### Exercise directions
Output the material below in full, exactly as it is.

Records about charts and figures
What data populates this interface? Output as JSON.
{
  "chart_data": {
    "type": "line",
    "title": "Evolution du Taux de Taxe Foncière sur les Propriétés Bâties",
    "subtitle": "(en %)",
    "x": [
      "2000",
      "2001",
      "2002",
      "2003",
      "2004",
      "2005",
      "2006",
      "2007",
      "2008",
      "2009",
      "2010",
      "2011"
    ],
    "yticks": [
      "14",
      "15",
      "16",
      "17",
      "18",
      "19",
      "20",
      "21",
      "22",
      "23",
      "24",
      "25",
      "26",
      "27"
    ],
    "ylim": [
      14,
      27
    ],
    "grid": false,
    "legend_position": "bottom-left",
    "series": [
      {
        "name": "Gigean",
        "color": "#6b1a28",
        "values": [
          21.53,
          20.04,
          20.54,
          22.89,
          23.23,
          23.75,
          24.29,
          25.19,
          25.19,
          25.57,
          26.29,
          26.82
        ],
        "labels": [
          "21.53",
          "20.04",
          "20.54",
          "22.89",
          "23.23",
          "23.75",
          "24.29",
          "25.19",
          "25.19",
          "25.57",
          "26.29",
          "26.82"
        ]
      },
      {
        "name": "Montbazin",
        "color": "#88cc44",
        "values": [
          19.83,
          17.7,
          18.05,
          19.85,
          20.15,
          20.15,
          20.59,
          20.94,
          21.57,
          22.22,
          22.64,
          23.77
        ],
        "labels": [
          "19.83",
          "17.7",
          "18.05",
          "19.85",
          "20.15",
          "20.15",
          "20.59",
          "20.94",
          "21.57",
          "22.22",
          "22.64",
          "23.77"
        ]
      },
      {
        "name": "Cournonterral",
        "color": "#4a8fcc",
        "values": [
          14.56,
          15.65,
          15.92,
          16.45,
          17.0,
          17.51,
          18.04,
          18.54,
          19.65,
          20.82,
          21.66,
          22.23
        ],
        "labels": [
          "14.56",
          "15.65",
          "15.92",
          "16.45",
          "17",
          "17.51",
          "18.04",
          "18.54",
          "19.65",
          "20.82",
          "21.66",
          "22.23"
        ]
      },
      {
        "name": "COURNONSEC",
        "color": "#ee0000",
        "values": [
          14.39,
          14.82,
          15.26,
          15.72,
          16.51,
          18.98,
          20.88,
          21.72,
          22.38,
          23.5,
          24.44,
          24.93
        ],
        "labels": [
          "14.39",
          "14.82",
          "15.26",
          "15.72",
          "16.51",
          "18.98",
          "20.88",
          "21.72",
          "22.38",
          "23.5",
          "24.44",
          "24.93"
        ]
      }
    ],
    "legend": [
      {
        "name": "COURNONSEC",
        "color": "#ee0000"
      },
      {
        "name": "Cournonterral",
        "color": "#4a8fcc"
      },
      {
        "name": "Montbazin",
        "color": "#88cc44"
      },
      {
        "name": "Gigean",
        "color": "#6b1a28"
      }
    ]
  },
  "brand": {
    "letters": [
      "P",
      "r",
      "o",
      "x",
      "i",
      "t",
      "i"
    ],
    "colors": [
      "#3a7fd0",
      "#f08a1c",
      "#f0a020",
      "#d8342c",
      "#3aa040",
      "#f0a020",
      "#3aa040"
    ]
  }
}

### Answer to this problem
What data populates this interface? Output as JSON.
{
  "chart_data": {
    "type": "line",
    "title": "Evolution du Taux de Taxe Foncière sur les Propriétés Bâties",
    "subtitle": "(en %)",
    "x": [
      "2000",
      "2001",
      "2002",
      "2003",
      "2004",
      "2005",
      "2006",
      "2007",
      "2008",
      "2009",
      "2010",
      "2011"
    ],
    "yticks": [
      "14",
      "15",
      "16",
      "17",
      "18",
      "19",
      "20",
      "21",
      "22",
      "23",
      "24",
      "25",
      "26",
      "27"
    ],
    "ylim": [
      14,
      27
    ],
    "grid": false,
    "legend_position": "bottom-left",
    "series": [
      {
        "name": "Gigean",
        "color": "#6b1a28",
        "values": [
          21.53,
          20.04,
          20.54,
          22.89,
          23.23,
          23.75,
          24.29,
          25.19,
          25.19,
          25.57,
          26.29,
          26.82
        ],
        "labels": [
          "21.53",
          "20.04",
          "20.54",
          "22.89",
          "23.23",
          "23.75",
          "24.29",
          "25.19",
          "25.19",
          "25.57",
          "26.29",
          "26.82"
        ]
      },
      {
        "name": "Montbazin",
        "color": "#88cc44",
        "values": [
          19.83,
          17.7,
          18.05,
          19.85,
          20.15,
          20.15,
          20.59,
          20.94,
          21.57,
          22.22,
          22.64,
          23.77
        ],
        "labels": [
          "19.83",
          "17.7",
          "18.05",
          "19.85",
          "20.15",
          "20.15",
          "20.59",
          "20.94",
          "21.57",
          "22.22",
          "22.64",
          "23.77"
        ]
      },
      {
        "name": "Cournonterral",
        "color": "#4a8fcc",
        "values": [
          14.56,
          15.65,
          15.92,
          16.45,
          17.0,
          17.51,
          18.04,
          18.54,
          19.65,
          20.82,
          21.66,
          22.23
        ],
        "labels": [
          "14.56",
          "15.65",
          "15.92",
          "16.45",
          "17",
          "17.51",
          "18.04",
          "18.54",
          "19.65",
          "20.82",
          "21.66",
          "22.23"
        ]
      },
      {
        "name": "COURNONSEC",
        "color": "#ee0000",
        "values": [
          14.39,
          14.82,
          15.26,
          15.72,
          16.51,
          18.98,
          20.88,
          21.72,
          22.38,
          23.5,
          24.44,
          24.93
        ],
        "labels": [
          "14.39",
          "14.82",
          "15.26",
          "15.72",
          "16.51",
          "18.98",
          "20.88",
          "21.72",
          "22.38",
          "23.5",
          "24.44",
          "24.93"
        ]
      }
    ],
    "legend": [
      {
        "name": "COURNONSEC",
        "color": "#ee0000"
      },
      {
        "name": "Cournonterral",
        "color": "#4a8fcc"
      },
      {
        "name": "Montbazin",
        "color": "#88cc44"
      },
      {
        "name": "Gigean",
        "color": "#6b1a28"
      }
    ]
  },
  "brand": {
    "letters": [
      "P",
      "r",
      "o",
      "x",
      "i",
      "t",
      "i"
    ],
    "colors": [
      "#3a7fd0",
      "#f08a1c",
      "#f0a020",
      "#d8342c",
      "#3aa040",
      "#f0a020",
      "#3aa040"
    ]
  }
}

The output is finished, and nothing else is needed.